→ TASK DIRECTIONS
Look through the data for the string "системы". Copy every line where it is found.
## BEGIN
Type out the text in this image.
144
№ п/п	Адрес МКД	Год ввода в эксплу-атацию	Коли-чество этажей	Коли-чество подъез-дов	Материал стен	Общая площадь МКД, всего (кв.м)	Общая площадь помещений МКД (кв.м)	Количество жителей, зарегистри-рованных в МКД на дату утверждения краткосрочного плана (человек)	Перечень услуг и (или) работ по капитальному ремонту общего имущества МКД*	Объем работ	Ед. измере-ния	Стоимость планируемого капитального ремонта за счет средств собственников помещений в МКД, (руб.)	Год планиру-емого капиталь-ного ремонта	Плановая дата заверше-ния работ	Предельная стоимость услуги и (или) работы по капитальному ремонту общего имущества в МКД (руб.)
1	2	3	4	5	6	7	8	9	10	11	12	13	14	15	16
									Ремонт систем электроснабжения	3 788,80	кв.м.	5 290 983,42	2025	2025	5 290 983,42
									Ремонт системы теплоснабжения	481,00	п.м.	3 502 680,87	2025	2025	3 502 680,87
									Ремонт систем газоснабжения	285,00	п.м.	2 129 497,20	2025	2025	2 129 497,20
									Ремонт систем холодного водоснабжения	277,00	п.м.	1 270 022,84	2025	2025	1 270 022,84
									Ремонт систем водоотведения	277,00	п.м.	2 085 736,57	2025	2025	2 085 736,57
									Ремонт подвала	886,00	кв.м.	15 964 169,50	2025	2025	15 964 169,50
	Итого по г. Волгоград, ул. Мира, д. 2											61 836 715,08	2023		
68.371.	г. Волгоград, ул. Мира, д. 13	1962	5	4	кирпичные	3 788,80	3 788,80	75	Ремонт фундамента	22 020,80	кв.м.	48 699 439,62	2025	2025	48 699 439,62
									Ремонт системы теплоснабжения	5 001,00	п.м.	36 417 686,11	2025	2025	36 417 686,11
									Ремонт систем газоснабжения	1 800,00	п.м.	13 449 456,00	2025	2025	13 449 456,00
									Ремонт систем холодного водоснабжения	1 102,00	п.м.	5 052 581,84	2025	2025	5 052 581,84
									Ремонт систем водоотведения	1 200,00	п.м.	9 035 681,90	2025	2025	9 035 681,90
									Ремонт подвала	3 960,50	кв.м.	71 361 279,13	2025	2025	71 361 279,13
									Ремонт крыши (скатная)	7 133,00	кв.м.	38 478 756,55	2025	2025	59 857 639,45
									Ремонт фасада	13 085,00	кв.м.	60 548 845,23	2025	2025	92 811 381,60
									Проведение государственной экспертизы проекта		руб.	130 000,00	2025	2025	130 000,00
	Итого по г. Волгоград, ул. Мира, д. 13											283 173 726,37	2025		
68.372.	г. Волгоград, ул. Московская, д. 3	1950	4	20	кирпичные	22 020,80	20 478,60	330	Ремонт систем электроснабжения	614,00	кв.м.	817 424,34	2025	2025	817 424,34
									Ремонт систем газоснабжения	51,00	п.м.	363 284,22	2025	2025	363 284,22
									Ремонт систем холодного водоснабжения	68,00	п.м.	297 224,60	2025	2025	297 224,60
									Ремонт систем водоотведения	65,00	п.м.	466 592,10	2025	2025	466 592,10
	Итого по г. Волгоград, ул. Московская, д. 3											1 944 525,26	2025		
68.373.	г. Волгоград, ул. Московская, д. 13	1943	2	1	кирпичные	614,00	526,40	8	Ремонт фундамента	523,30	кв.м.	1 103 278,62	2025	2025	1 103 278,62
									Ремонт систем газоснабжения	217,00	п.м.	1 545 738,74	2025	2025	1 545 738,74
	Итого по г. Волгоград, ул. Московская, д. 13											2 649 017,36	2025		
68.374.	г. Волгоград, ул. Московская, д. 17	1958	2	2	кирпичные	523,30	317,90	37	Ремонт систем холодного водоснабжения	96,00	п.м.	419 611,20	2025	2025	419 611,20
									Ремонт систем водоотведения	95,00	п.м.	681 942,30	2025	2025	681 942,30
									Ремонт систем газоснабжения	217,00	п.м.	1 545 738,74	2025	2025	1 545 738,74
## END
→ EXERCISE RESULT
									Ремонт системы теплоснабжения	481,00	п.м.	3 502 680,87	2025	2025	3 502 680,87
									Ремонт системы теплоснабжения	5 001,00	п.м.	36 417 686,11	2025	2025	36 417 686,11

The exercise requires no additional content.